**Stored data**
□ □ □ □ □ □ □
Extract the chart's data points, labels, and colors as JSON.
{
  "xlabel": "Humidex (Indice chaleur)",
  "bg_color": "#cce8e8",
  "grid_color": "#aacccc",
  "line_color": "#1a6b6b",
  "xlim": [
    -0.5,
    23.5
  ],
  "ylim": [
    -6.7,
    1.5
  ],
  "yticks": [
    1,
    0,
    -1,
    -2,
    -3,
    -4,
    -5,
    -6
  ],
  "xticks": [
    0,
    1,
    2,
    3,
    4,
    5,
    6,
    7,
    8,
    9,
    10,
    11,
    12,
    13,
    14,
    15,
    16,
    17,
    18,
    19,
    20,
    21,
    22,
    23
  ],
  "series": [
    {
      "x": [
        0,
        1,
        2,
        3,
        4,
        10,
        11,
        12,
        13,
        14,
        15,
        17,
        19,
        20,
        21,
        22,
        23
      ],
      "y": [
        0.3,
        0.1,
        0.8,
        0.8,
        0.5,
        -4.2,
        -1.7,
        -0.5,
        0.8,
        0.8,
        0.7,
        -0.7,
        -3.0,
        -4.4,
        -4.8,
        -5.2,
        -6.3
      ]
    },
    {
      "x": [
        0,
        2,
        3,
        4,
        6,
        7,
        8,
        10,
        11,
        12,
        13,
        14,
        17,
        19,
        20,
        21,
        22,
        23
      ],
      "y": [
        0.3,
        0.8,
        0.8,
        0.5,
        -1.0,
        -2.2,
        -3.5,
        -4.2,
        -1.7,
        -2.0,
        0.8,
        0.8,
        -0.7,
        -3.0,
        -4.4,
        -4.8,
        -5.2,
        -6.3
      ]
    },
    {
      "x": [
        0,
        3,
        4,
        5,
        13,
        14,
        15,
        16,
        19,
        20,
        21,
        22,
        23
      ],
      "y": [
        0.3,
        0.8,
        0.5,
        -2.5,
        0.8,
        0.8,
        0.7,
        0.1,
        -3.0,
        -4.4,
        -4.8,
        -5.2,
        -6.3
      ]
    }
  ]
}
□ □ □ □ □ □ □
**WHAT THE TASK REQUIRES**
Nothing may be left out: return each entry exactly as it reads.

**SOLUTION**
Extract the chart's data points, labels, and colors as JSON.
{
  "xlabel": "Humidex (Indice chaleur)",
  "bg_color": "#cce8e8",
  "grid_color": "#aacccc",
  "line_color": "#1a6b6b",
  "xlim": [
    -0.5,
    23.5
  ],
  "ylim": [
    -6.7,
    1.5
  ],
  "yticks": [
    1,
    0,
    -1,
    -2,
    -3,
    -4,
    -5,
    -6
  ],
  "xticks": [
    0,
    1,
    2,
    3,
    4,
    5,
    6,
    7,
    8,
    9,
    10,
    11,
    12,
    13,
    14,
    15,
    16,
    17,
    18,
    19,
    20,
    21,
    22,
    23
  ],
  "series": [
    {
      "x": [
        0,
        1,
        2,
        3,
        4,
        10,
        11,
        12,
        13,
        14,
        15,
        17,
        19,
        20,
        21,
        22,
        23
      ],
      "y": [
        0.3,
        0.1,
        0.8,
        0.8,
        0.5,
        -4.2,
        -1.7,
        -0.5,
        0.8,
        0.8,
        0.7,
        -0.7,
        -3.0,
        -4.4,
        -4.8,
        -5.2,
        -6.3
      ]
    },
    {
      "x": [
        0,
        2,
        3,
        4,
        6,
        7,
        8,
        10,
        11,
        12,
        13,
        14,
        17,
        19,
        20,
        21,
        22,
        23
      ],
      "y": [
        0.3,
        0.8,
        0.8,
        0.5,
        -1.0,
        -2.2,
        -3.5,
        -4.2,
        -1.7,
        -2.0,
        0.8,
        0.8,
        -0.7,
        -3.0,
        -4.4,
        -4.8,
        -5.2,
        -6.3
      ]
    },
    {
      "x": [
        0,
        3,
        4,
        5,
        13,
        14,
        15,
        16,
        19,
        20,
        21,
        22,
        23
      ],
      "y": [
        0.3,
        0.8,
        0.5,
        -2.5,
        0.8,
        0.8,
        0.7,
        0.1,
        -3.0,
        -4.4,
        -4.8,
        -5.2,
        -6.3
      ]
    }
  ]
}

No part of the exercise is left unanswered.